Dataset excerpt
* * * * * * *

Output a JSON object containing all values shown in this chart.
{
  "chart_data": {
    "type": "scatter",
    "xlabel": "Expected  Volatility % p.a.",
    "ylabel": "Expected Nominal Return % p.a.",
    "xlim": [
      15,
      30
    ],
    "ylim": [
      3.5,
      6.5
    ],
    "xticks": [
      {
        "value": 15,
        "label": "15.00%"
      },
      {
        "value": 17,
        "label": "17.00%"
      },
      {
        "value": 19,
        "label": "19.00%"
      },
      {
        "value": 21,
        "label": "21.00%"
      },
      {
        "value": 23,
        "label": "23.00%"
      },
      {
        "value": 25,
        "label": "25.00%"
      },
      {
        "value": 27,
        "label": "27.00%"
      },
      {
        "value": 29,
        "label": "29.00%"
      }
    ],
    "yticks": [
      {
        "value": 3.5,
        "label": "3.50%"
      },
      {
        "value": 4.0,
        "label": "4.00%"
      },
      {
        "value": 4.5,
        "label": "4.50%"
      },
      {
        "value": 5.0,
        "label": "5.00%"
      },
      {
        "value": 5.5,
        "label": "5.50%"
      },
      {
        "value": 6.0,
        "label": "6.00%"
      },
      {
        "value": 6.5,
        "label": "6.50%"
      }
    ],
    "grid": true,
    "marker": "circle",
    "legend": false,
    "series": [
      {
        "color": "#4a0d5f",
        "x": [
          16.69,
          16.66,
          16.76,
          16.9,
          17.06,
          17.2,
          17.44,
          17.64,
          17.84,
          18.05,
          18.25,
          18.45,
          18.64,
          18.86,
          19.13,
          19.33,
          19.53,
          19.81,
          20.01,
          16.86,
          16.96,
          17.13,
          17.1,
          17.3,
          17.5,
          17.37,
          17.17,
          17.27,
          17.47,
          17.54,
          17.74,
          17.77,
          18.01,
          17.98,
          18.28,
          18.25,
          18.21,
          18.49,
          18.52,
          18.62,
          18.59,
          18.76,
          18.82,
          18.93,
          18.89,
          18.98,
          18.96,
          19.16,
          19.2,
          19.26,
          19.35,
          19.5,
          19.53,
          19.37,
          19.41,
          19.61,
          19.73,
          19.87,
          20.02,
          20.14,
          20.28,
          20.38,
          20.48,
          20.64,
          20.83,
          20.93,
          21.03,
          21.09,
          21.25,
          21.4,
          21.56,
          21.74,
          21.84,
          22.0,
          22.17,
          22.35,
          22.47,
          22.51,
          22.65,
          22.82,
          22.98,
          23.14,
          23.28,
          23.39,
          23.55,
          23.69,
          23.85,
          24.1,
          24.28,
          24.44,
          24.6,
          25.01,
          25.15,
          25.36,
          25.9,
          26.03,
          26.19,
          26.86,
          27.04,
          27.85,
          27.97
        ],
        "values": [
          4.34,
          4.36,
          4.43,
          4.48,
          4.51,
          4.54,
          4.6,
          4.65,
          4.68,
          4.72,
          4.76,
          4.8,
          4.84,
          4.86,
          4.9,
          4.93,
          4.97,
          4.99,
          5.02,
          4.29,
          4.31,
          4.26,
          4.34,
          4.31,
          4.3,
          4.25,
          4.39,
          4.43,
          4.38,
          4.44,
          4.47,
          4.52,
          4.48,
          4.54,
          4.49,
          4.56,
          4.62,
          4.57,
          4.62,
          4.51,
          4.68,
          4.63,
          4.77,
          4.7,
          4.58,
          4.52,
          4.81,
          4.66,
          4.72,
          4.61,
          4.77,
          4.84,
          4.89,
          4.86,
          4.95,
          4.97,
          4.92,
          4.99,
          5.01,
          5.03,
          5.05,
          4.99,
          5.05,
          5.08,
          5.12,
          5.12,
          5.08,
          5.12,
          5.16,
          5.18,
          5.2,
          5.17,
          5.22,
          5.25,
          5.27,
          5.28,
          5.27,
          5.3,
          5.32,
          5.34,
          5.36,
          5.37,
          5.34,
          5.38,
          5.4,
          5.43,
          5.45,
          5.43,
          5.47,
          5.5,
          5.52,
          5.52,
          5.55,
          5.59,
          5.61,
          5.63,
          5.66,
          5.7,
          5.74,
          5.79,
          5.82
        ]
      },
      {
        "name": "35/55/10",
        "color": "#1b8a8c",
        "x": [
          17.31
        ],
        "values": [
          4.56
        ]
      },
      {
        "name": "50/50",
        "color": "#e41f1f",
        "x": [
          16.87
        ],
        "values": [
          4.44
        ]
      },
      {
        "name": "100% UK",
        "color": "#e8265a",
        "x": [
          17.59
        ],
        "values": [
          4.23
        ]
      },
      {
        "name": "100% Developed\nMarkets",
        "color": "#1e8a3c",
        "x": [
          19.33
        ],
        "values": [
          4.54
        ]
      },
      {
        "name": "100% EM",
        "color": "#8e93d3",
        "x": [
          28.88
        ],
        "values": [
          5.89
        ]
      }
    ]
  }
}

* * * * * * *

§ Brief
Gather each line in these records that contains the string "name".

§ Answer for the task
        "name": "35/55/10",
        "name": "50/50",
        "name": "100% UK",
        "name": "100% Developed\nMarkets",
        "name": "100% EM",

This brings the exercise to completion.